(Saved entries)

+++++

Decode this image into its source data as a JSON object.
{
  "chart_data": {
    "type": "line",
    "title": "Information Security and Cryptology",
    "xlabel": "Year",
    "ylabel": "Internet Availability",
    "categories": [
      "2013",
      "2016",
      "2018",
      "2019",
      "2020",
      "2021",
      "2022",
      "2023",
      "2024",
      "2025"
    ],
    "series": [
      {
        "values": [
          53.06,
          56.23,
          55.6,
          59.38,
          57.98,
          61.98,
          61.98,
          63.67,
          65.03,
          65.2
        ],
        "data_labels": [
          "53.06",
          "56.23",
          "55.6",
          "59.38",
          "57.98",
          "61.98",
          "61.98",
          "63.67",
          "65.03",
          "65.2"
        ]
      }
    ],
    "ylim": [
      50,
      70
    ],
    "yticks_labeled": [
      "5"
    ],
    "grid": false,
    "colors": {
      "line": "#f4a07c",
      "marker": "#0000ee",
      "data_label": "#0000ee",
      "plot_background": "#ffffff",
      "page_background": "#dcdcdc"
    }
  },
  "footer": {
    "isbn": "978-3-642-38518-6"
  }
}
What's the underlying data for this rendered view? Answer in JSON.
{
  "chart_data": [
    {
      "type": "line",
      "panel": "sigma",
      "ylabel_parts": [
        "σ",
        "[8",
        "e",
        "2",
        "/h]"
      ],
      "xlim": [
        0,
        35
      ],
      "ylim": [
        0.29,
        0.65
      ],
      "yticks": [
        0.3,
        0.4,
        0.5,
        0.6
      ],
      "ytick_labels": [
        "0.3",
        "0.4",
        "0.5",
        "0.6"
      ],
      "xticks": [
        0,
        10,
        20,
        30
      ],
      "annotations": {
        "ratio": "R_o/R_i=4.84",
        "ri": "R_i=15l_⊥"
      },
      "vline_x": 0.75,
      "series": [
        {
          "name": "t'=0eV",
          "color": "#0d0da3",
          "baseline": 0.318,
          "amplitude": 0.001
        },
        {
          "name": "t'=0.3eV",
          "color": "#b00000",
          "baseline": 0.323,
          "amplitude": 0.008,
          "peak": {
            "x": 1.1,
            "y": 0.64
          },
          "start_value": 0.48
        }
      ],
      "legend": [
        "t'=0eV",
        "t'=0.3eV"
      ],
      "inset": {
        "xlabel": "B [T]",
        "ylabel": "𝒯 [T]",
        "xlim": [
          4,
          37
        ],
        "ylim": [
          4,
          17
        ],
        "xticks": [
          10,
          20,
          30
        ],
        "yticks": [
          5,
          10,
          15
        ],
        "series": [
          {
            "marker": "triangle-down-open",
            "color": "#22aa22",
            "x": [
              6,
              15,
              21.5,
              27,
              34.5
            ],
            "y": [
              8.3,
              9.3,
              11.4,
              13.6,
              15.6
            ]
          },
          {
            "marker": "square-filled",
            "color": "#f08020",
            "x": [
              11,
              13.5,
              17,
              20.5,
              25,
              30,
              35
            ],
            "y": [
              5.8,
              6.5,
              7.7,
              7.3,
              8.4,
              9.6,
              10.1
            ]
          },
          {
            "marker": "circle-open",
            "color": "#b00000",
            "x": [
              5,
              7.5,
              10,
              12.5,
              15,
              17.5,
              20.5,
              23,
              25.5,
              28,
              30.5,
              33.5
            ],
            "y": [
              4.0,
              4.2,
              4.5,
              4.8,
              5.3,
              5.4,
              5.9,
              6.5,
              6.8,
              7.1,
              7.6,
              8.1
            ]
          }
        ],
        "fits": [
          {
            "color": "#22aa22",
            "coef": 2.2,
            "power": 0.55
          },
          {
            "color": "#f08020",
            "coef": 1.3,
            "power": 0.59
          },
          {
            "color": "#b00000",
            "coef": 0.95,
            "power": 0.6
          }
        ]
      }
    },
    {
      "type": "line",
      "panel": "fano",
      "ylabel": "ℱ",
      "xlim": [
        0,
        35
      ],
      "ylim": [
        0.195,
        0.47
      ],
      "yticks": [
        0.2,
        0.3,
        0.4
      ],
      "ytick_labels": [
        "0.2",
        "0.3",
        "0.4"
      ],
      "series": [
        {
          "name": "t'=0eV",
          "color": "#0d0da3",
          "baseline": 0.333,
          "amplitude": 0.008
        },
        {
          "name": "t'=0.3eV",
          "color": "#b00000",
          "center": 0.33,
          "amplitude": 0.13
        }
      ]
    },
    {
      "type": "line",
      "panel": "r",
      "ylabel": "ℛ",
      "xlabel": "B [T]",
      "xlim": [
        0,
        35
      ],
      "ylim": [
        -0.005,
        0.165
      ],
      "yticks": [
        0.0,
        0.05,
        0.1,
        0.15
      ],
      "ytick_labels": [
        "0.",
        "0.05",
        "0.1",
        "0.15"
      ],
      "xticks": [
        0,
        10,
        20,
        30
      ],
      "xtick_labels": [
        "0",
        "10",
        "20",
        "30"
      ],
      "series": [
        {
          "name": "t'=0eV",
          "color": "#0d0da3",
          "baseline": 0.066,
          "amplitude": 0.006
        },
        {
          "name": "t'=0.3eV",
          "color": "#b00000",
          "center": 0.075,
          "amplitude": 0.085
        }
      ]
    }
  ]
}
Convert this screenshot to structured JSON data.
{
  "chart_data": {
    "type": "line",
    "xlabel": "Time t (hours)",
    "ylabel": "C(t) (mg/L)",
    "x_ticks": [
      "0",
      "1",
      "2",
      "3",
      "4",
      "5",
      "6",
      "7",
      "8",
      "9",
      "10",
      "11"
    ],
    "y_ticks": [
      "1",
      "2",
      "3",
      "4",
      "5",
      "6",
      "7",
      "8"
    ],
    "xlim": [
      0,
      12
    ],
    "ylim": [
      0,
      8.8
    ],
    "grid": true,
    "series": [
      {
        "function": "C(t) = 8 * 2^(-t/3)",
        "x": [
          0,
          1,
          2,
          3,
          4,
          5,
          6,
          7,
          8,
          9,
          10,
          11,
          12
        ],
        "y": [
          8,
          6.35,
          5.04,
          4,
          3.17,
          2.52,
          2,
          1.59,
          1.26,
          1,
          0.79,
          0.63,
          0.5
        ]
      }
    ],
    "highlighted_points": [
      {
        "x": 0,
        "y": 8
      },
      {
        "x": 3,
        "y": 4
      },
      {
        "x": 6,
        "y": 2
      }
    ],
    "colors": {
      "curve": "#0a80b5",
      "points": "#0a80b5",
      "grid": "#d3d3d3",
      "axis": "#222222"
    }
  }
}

+++++

• GIVEN EXERCISE
Reproduce the listing shown above in its entirety, exactly.

• REPLY TO THE TASK
Decode this image into its source data as a JSON object.
{
  "chart_data": {
    "type": "line",
    "title": "Information Security and Cryptology",
    "xlabel": "Year",
    "ylabel": "Internet Availability",
    "categories": [
      "2013",
      "2016",
      "2018",
      "2019",
      "2020",
      "2021",
      "2022",
      "2023",
      "2024",
      "2025"
    ],
    "series": [
      {
        "values": [
          53.06,
          56.23,
          55.6,
          59.38,
          57.98,
          61.98,
          61.98,
          63.67,
          65.03,
          65.2
        ],
        "data_labels": [
          "53.06",
          "56.23",
          "55.6",
          "59.38",
          "57.98",
          "61.98",
          "61.98",
          "63.67",
          "65.03",
          "65.2"
        ]
      }
    ],
    "ylim": [
      50,
      70
    ],
    "yticks_labeled": [
      "5"
    ],
    "grid": false,
    "colors": {
      "line": "#f4a07c",
      "marker": "#0000ee",
      "data_label": "#0000ee",
      "plot_background": "#ffffff",
      "page_background": "#dcdcdc"
    }
  },
  "footer": {
    "isbn": "978-3-642-38518-6"
  }
}
What's the underlying data for this rendered view? Answer in JSON.
{
  "chart_data": [
    {
      "type": "line",
      "panel": "sigma",
      "ylabel_parts": [
        "σ",
        "[8",
        "e",
        "2",
        "/h]"
      ],
      "xlim": [
        0,
        35
      ],
      "ylim": [
        0.29,
        0.65
      ],
      "yticks": [
        0.3,
        0.4,
        0.5,
        0.6
      ],
      "ytick_labels": [
        "0.3",
        "0.4",
        "0.5",
        "0.6"
      ],
      "xticks": [
        0,
        10,
        20,
        30
      ],
      "annotations": {
        "ratio": "R_o/R_i=4.84",
        "ri": "R_i=15l_⊥"
      },
      "vline_x": 0.75,
      "series": [
        {
          "name": "t'=0eV",
          "color": "#0d0da3",
          "baseline": 0.318,
          "amplitude": 0.001
        },
        {
          "name": "t'=0.3eV",
          "color": "#b00000",
          "baseline": 0.323,
          "amplitude": 0.008,
          "peak": {
            "x": 1.1,
            "y": 0.64
          },
          "start_value": 0.48
        }
      ],
      "legend": [
        "t'=0eV",
        "t'=0.3eV"
      ],
      "inset": {
        "xlabel": "B [T]",
        "ylabel": "𝒯 [T]",
        "xlim": [
          4,
          37
        ],
        "ylim": [
          4,
          17
        ],
        "xticks": [
          10,
          20,
          30
        ],
        "yticks": [
          5,
          10,
          15
        ],
        "series": [
          {
            "marker": "triangle-down-open",
            "color": "#22aa22",
            "x": [
              6,
              15,
              21.5,
              27,
              34.5
            ],
            "y": [
              8.3,
              9.3,
              11.4,
              13.6,
              15.6
            ]
          },
          {
            "marker": "square-filled",
            "color": "#f08020",
            "x": [
              11,
              13.5,
              17,
              20.5,
              25,
              30,
              35
            ],
            "y": [
              5.8,
              6.5,
              7.7,
              7.3,
              8.4,
              9.6,
              10.1
            ]
          },
          {
            "marker": "circle-open",
            "color": "#b00000",
            "x": [
              5,
              7.5,
              10,
              12.5,
              15,
              17.5,
              20.5,
              23,
              25.5,
              28,
              30.5,
              33.5
            ],
            "y": [
              4.0,
              4.2,
              4.5,
              4.8,
              5.3,
              5.4,
              5.9,
              6.5,
              6.8,
              7.1,
              7.6,
              8.1
            ]
          }
        ],
        "fits": [
          {
            "color": "#22aa22",
            "coef": 2.2,
            "power": 0.55
          },
          {
            "color": "#f08020",
            "coef": 1.3,
            "power": 0.59
          },
          {
            "color": "#b00000",
            "coef": 0.95,
            "power": 0.6
          }
        ]
      }
    },
    {
      "type": "line",
      "panel": "fano",
      "ylabel": "ℱ",
      "xlim": [
        0,
        35
      ],
      "ylim": [
        0.195,
        0.47
      ],
      "yticks": [
        0.2,
        0.3,
        0.4
      ],
      "ytick_labels": [
        "0.2",
        "0.3",
        "0.4"
      ],
      "series": [
        {
          "name": "t'=0eV",
          "color": "#0d0da3",
          "baseline": 0.333,
          "amplitude": 0.008
        },
        {
          "name": "t'=0.3eV",
          "color": "#b00000",
          "center": 0.33,
          "amplitude": 0.13
        }
      ]
    },
    {
      "type": "line",
      "panel": "r",
      "ylabel": "ℛ",
      "xlabel": "B [T]",
      "xlim": [
        0,
        35
      ],
      "ylim": [
        -0.005,
        0.165
      ],
      "yticks": [
        0.0,
        0.05,
        0.1,
        0.15
      ],
      "ytick_labels": [
        "0.",
        "0.05",
        "0.1",
        "0.15"
      ],
      "xticks": [
        0,
        10,
        20,
        30
      ],
      "xtick_labels": [
        "0",
        "10",
        "20",
        "30"
      ],
      "series": [
        {
          "name": "t'=0eV",
          "color": "#0d0da3",
          "baseline": 0.066,
          "amplitude": 0.006
        },
        {
          "name": "t'=0.3eV",
          "color": "#b00000",
          "center": 0.075,
          "amplitude": 0.085
        }
      ]
    }
  ]
}
Convert this screenshot to structured JSON data.
{
  "chart_data": {
    "type": "line",
    "xlabel": "Time t (hours)",
    "ylabel": "C(t) (mg/L)",
    "x_ticks": [
      "0",
      "1",
      "2",
      "3",
      "4",
      "5",
      "6",
      "7",
      "8",
      "9",
      "10",
      "11"
    ],
    "y_ticks": [
      "1",
      "2",
      "3",
      "4",
      "5",
      "6",
      "7",
      "8"
    ],
    "xlim": [
      0,
      12
    ],
    "ylim": [
      0,
      8.8
    ],
    "grid": true,
    "series": [
      {
        "function": "C(t) = 8 * 2^(-t/3)",
        "x": [
          0,
          1,
          2,
          3,
          4,
          5,
          6,
          7,
          8,
          9,
          10,
          11,
          12
        ],
        "y": [
          8,
          6.35,
          5.04,
          4,
          3.17,
          2.52,
          2,
          1.59,
          1.26,
          1,
          0.79,
          0.63,
          0.5
        ]
      }
    ],
    "highlighted_points": [
      {
        "x": 0,
        "y": 8
      },
      {
        "x": 3,
        "y": 4
      },
      {
        "x": 6,
        "y": 2
      }
    ],
    "colors": {
      "curve": "#0a80b5",
      "points": "#0a80b5",
      "grid": "#d3d3d3",
      "axis": "#222222"
    }
  }
}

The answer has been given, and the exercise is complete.